**DATASET ENTRIES:**
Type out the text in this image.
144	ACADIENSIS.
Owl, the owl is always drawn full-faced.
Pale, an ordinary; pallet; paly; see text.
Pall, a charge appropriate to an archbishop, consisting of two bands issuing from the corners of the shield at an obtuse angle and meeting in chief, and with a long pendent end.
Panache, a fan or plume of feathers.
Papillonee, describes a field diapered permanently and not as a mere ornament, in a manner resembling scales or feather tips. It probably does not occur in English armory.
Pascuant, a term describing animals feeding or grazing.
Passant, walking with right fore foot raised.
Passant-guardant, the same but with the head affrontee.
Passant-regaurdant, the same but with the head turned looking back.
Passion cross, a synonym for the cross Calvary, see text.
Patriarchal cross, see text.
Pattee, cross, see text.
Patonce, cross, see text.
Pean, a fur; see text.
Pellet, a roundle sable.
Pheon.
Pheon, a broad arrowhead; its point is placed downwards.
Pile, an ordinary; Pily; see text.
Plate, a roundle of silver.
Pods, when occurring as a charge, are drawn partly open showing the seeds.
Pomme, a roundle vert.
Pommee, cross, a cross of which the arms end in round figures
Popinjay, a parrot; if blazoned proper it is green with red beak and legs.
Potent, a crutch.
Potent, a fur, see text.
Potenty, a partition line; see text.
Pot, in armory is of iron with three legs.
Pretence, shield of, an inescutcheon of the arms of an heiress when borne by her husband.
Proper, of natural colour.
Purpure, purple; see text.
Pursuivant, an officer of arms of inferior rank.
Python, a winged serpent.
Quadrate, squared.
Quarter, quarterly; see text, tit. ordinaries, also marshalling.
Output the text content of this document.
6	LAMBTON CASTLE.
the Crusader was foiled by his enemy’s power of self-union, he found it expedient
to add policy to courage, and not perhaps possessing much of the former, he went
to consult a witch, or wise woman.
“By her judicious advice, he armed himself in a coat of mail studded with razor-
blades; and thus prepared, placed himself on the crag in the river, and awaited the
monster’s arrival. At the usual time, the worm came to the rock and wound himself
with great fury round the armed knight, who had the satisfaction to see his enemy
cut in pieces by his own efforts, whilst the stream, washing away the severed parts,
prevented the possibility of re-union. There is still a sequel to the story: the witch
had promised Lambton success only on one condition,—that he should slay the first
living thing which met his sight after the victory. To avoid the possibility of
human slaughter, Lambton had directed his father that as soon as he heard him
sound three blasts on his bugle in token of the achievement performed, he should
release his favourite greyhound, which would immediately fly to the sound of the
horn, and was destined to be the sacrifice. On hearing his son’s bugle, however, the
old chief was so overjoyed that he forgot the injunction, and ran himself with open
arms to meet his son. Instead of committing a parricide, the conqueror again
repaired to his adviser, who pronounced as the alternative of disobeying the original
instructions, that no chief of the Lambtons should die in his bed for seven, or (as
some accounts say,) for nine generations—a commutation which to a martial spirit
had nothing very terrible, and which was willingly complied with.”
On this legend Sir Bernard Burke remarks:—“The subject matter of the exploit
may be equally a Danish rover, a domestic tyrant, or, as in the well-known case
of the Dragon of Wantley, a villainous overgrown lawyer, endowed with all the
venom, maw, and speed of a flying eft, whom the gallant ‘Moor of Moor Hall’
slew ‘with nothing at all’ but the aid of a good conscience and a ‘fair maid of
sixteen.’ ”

**GIVEN TASK:** Find all lines holding the string "possibility" and copy them.

**ANSWER TO THIS PROBLEM:**
prevented the possibility of re-union. There is still a sequel to the story: the witch
living thing which met his sight after the victory. To avoid the possibility of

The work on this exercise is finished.